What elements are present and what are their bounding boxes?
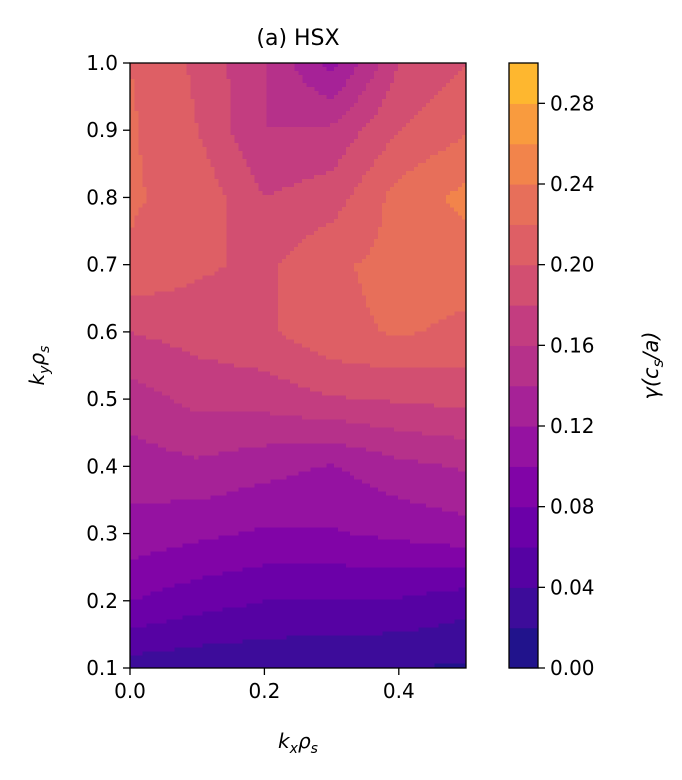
colorbar-segment [509, 506, 538, 548]
colorbar-tick-label: 0.12 [550, 414, 595, 438]
contour-band-9 [130, 63, 466, 408]
colorbar-segment [509, 547, 538, 588]
colorbar-tick-label: 0.00 [550, 656, 595, 680]
colorbar-segment [509, 385, 538, 427]
colorbar-tick-label: 0.08 [550, 495, 595, 519]
colorbar-frame [508, 62, 539, 669]
contour-band-1 [130, 619, 466, 668]
colorbar-label: γ(cs/a) [639, 331, 667, 399]
x-tick-label: 0.0 [114, 679, 146, 703]
x-axis: 0.0 0.2 0.4 [114, 668, 415, 703]
colorbar-tick-label: 0.24 [550, 172, 595, 196]
contour-band-2 [130, 587, 466, 656]
y-tick-label: 0.2 [86, 589, 118, 613]
colorbar-segment [509, 63, 538, 104]
x-axis-label: kxρs [278, 729, 318, 757]
y-tick-label: 0.1 [86, 656, 118, 680]
contour-band-6 [130, 63, 466, 516]
contour-band-4 [130, 527, 466, 600]
plot-frame [129, 62, 467, 669]
contour-band-11 [130, 79, 466, 336]
contour-band-8 [130, 63, 466, 440]
y-tick-label: 0.7 [86, 253, 118, 277]
colorbar-segment [509, 466, 538, 508]
y-tick-label: 0.9 [86, 118, 118, 142]
colorbar-tick-label: 0.04 [550, 575, 595, 599]
y-tick-label: 0.3 [86, 522, 118, 546]
contour-band-5 [130, 63, 466, 560]
y-tick-label: 1.0 [86, 51, 118, 75]
colorbar-segment [509, 305, 538, 346]
colorbar-segment [509, 426, 538, 467]
contour-band-3 [130, 563, 466, 628]
colorbar-segment [509, 345, 538, 387]
colorbar-segment [509, 587, 538, 629]
colorbar-tick-label: 0.16 [550, 333, 595, 357]
colorbar-tick-label: 0.28 [550, 91, 595, 115]
colorbar [509, 63, 538, 669]
y-axis-label: kyρs [25, 346, 53, 386]
x-tick-label: 0.2 [248, 679, 280, 703]
contour-band-7 [130, 63, 466, 472]
colorbar-axis: 0.00 0.04 0.08 0.12 0.16 0.20 0.24 0.28 [538, 91, 595, 680]
colorbar-tick-label: 0.20 [550, 253, 595, 277]
y-tick-label: 0.8 [86, 185, 118, 209]
chart-title: (a) HSX [256, 26, 339, 51]
contour-band-12 [446, 183, 466, 220]
colorbar-segment [509, 224, 538, 266]
y-axis: 0.1 0.2 0.3 0.4 0.5 0.6 0.7 0.8 0.9 1.0 [86, 51, 130, 680]
colorbar-segment [509, 103, 538, 145]
y-tick-label: 0.5 [86, 387, 118, 411]
contour-band-10 [130, 63, 466, 368]
colorbar-segment [509, 264, 538, 306]
x-tick-label: 0.4 [383, 679, 415, 703]
y-tick-label: 0.4 [86, 454, 118, 478]
colorbar-segment [509, 184, 538, 225]
colorbar-segment [509, 143, 538, 185]
contour-plot-area [130, 63, 466, 668]
colorbar-segment [509, 627, 538, 669]
y-tick-label: 0.6 [86, 320, 118, 344]
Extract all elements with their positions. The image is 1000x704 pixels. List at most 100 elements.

Given problem ::
Please copy the records above line for line, without changing anything, and leave out the pictures.

Result below ::
What elements are present and what are their bounding boxes?
colorbar-segment [509, 506, 538, 548]
colorbar-tick-label: 0.12 [550, 414, 595, 438]
contour-band-9 [130, 63, 466, 408]
colorbar-segment [509, 547, 538, 588]
colorbar-tick-label: 0.00 [550, 656, 595, 680]
colorbar-segment [509, 385, 538, 427]
colorbar-tick-label: 0.08 [550, 495, 595, 519]
colorbar-frame [508, 62, 539, 669]
contour-band-1 [130, 619, 466, 668]
colorbar-label: γ(cs/a) [639, 331, 667, 399]
x-tick-label: 0.0 [114, 679, 146, 703]
x-axis: 0.0 0.2 0.4 [114, 668, 415, 703]
colorbar-tick-label: 0.24 [550, 172, 595, 196]
contour-band-2 [130, 587, 466, 656]
y-tick-label: 0.2 [86, 589, 118, 613]
colorbar-segment [509, 63, 538, 104]
x-axis-label: kxρs [278, 729, 318, 757]
y-tick-label: 0.1 [86, 656, 118, 680]
contour-band-6 [130, 63, 466, 516]
contour-band-4 [130, 527, 466, 600]
plot-frame [129, 62, 467, 669]
contour-band-11 [130, 79, 466, 336]
contour-band-8 [130, 63, 466, 440]
y-tick-label: 0.7 [86, 253, 118, 277]
colorbar-segment [509, 466, 538, 508]
y-tick-label: 0.9 [86, 118, 118, 142]
colorbar-tick-label: 0.04 [550, 575, 595, 599]
y-tick-label: 0.3 [86, 522, 118, 546]
contour-band-5 [130, 63, 466, 560]
y-tick-label: 1.0 [86, 51, 118, 75]
colorbar-segment [509, 305, 538, 346]
colorbar-segment [509, 426, 538, 467]
contour-band-3 [130, 563, 466, 628]
colorbar-segment [509, 345, 538, 387]
colorbar-segment [509, 587, 538, 629]
colorbar-tick-label: 0.16 [550, 333, 595, 357]
colorbar-tick-label: 0.28 [550, 91, 595, 115]
colorbar [509, 63, 538, 669]
y-axis-label: kyρs [25, 346, 53, 386]
x-tick-label: 0.2 [248, 679, 280, 703]
contour-band-7 [130, 63, 466, 472]
colorbar-axis: 0.00 0.04 0.08 0.12 0.16 0.20 0.24 0.28 [538, 91, 595, 680]
colorbar-tick-label: 0.20 [550, 253, 595, 277]
y-tick-label: 0.8 [86, 185, 118, 209]
chart-title: (a) HSX [256, 26, 339, 51]
contour-band-12 [446, 183, 466, 220]
colorbar-segment [509, 224, 538, 266]
y-axis: 0.1 0.2 0.3 0.4 0.5 0.6 0.7 0.8 0.9 1.0 [86, 51, 130, 680]
colorbar-segment [509, 103, 538, 145]
y-tick-label: 0.5 [86, 387, 118, 411]
contour-band-10 [130, 63, 466, 368]
colorbar-segment [509, 264, 538, 306]
x-tick-label: 0.4 [383, 679, 415, 703]
y-tick-label: 0.4 [86, 454, 118, 478]
colorbar-segment [509, 184, 538, 225]
colorbar-segment [509, 143, 538, 185]
contour-plot-area [130, 63, 466, 668]
colorbar-segment [509, 627, 538, 669]
y-tick-label: 0.6 [86, 320, 118, 344]
Extract all elements with their positions. The image is 1000x704 pixels. List at most 100 elements.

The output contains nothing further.